TASK INSTRUCTIONS
Exclude any images and output the remaining records exactly.

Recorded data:
+ + + + + + +

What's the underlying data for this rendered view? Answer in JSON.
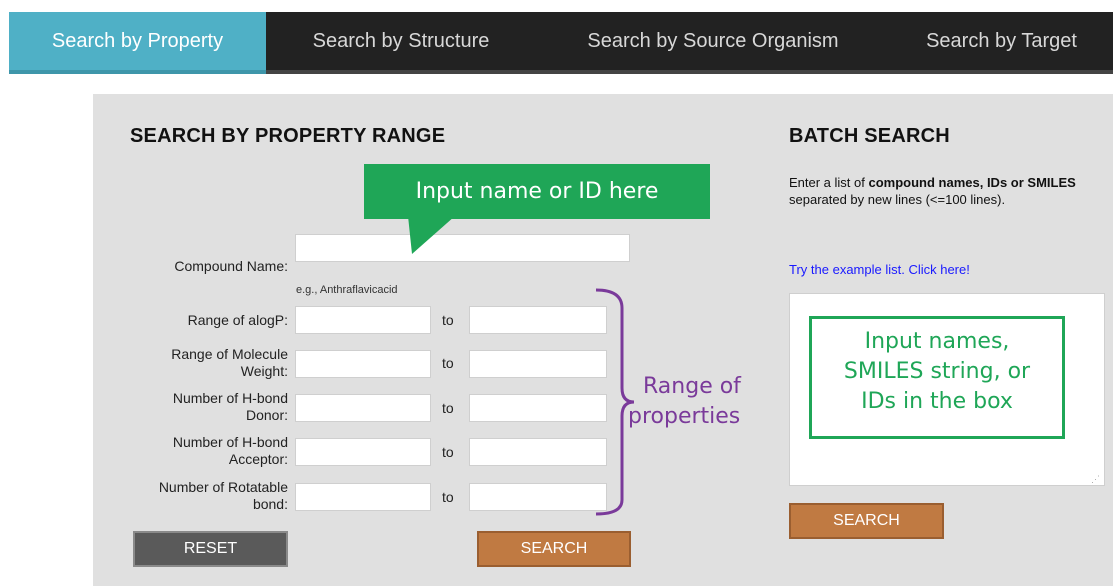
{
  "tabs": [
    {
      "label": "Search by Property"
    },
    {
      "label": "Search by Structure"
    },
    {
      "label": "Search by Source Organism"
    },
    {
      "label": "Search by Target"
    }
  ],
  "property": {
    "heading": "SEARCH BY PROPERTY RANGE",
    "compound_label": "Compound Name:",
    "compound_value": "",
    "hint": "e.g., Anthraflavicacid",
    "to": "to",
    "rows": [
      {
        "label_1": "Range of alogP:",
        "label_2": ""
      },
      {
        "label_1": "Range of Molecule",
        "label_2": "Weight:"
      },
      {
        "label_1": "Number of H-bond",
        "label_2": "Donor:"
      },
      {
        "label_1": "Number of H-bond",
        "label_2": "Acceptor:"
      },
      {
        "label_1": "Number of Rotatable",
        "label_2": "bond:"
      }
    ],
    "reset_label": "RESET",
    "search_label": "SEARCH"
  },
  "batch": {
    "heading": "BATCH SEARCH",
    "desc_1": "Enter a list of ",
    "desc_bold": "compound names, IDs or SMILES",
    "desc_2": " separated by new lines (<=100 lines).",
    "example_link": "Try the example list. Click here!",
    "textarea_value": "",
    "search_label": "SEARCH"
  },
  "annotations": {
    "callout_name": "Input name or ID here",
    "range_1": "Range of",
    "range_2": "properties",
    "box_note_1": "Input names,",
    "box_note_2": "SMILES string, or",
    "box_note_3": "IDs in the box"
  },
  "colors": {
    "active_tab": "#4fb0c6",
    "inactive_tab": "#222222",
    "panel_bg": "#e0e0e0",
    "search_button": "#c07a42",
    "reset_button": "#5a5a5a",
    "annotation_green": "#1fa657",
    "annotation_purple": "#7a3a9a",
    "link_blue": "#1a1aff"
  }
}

+ + + + + + +

SOLUTION
What's the underlying data for this rendered view? Answer in JSON.
{
  "tabs": [
    {
      "label": "Search by Property"
    },
    {
      "label": "Search by Structure"
    },
    {
      "label": "Search by Source Organism"
    },
    {
      "label": "Search by Target"
    }
  ],
  "property": {
    "heading": "SEARCH BY PROPERTY RANGE",
    "compound_label": "Compound Name:",
    "compound_value": "",
    "hint": "e.g., Anthraflavicacid",
    "to": "to",
    "rows": [
      {
        "label_1": "Range of alogP:",
        "label_2": ""
      },
      {
        "label_1": "Range of Molecule",
        "label_2": "Weight:"
      },
      {
        "label_1": "Number of H-bond",
        "label_2": "Donor:"
      },
      {
        "label_1": "Number of H-bond",
        "label_2": "Acceptor:"
      },
      {
        "label_1": "Number of Rotatable",
        "label_2": "bond:"
      }
    ],
    "reset_label": "RESET",
    "search_label": "SEARCH"
  },
  "batch": {
    "heading": "BATCH SEARCH",
    "desc_1": "Enter a list of ",
    "desc_bold": "compound names, IDs or SMILES",
    "desc_2": " separated by new lines (<=100 lines).",
    "example_link": "Try the example list. Click here!",
    "textarea_value": "",
    "search_label": "SEARCH"
  },
  "annotations": {
    "callout_name": "Input name or ID here",
    "range_1": "Range of",
    "range_2": "properties",
    "box_note_1": "Input names,",
    "box_note_2": "SMILES string, or",
    "box_note_3": "IDs in the box"
  },
  "colors": {
    "active_tab": "#4fb0c6",
    "inactive_tab": "#222222",
    "panel_bg": "#e0e0e0",
    "search_button": "#c07a42",
    "reset_button": "#5a5a5a",
    "annotation_green": "#1fa657",
    "annotation_purple": "#7a3a9a",
    "link_blue": "#1a1aff"
  }
}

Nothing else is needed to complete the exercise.